**SUPPLIED RECORDS**
--- Begin ---

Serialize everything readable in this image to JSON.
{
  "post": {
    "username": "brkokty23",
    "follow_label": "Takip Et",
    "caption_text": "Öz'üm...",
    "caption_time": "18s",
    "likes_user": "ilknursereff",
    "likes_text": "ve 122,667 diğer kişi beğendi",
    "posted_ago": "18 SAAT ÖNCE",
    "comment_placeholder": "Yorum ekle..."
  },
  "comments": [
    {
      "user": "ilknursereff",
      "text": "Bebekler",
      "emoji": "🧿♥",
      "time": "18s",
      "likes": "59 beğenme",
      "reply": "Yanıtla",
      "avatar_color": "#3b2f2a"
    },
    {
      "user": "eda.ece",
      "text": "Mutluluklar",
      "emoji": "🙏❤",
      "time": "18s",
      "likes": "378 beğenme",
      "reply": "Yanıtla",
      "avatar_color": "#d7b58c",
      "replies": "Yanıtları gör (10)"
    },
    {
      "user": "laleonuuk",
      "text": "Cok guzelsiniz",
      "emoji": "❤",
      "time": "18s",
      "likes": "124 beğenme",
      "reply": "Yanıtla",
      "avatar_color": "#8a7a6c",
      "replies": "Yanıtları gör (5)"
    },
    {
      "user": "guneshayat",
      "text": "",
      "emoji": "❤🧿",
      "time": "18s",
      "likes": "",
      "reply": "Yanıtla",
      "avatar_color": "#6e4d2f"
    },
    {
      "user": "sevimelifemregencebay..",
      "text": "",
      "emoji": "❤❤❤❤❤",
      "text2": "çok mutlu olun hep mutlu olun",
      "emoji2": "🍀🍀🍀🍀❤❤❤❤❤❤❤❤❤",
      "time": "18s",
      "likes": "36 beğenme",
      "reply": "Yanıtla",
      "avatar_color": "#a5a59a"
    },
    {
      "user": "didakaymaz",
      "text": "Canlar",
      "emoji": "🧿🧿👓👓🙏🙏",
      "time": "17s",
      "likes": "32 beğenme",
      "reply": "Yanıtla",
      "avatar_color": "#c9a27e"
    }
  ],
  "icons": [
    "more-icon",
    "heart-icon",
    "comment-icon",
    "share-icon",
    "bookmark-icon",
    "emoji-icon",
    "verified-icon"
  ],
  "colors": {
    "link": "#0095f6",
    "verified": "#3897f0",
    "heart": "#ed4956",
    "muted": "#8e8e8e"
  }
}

--- End ---

**EXERCISE INSTRUCTIONS**
Reproduce the full listing exactly.

**FULL ANSWER**
Serialize everything readable in this image to JSON.
{
  "post": {
    "username": "brkokty23",
    "follow_label": "Takip Et",
    "caption_text": "Öz'üm...",
    "caption_time": "18s",
    "likes_user": "ilknursereff",
    "likes_text": "ve 122,667 diğer kişi beğendi",
    "posted_ago": "18 SAAT ÖNCE",
    "comment_placeholder": "Yorum ekle..."
  },
  "comments": [
    {
      "user": "ilknursereff",
      "text": "Bebekler",
      "emoji": "🧿♥",
      "time": "18s",
      "likes": "59 beğenme",
      "reply": "Yanıtla",
      "avatar_color": "#3b2f2a"
    },
    {
      "user": "eda.ece",
      "text": "Mutluluklar",
      "emoji": "🙏❤",
      "time": "18s",
      "likes": "378 beğenme",
      "reply": "Yanıtla",
      "avatar_color": "#d7b58c",
      "replies": "Yanıtları gör (10)"
    },
    {
      "user": "laleonuuk",
      "text": "Cok guzelsiniz",
      "emoji": "❤",
      "time": "18s",
      "likes": "124 beğenme",
      "reply": "Yanıtla",
      "avatar_color": "#8a7a6c",
      "replies": "Yanıtları gör (5)"
    },
    {
      "user": "guneshayat",
      "text": "",
      "emoji": "❤🧿",
      "time": "18s",
      "likes": "",
      "reply": "Yanıtla",
      "avatar_color": "#6e4d2f"
    },
    {
      "user": "sevimelifemregencebay..",
      "text": "",
      "emoji": "❤❤❤❤❤",
      "text2": "çok mutlu olun hep mutlu olun",
      "emoji2": "🍀🍀🍀🍀❤❤❤❤❤❤❤❤❤",
      "time": "18s",
      "likes": "36 beğenme",
      "reply": "Yanıtla",
      "avatar_color": "#a5a59a"
    },
    {
      "user": "didakaymaz",
      "text": "Canlar",
      "emoji": "🧿🧿👓👓🙏🙏",
      "time": "17s",
      "likes": "32 beğenme",
      "reply": "Yanıtla",
      "avatar_color": "#c9a27e"
    }
  ],
  "icons": [
    "more-icon",
    "heart-icon",
    "comment-icon",
    "share-icon",
    "bookmark-icon",
    "emoji-icon",
    "verified-icon"
  ],
  "colors": {
    "link": "#0095f6",
    "verified": "#3897f0",
    "heart": "#ed4956",
    "muted": "#8e8e8e"
  }
}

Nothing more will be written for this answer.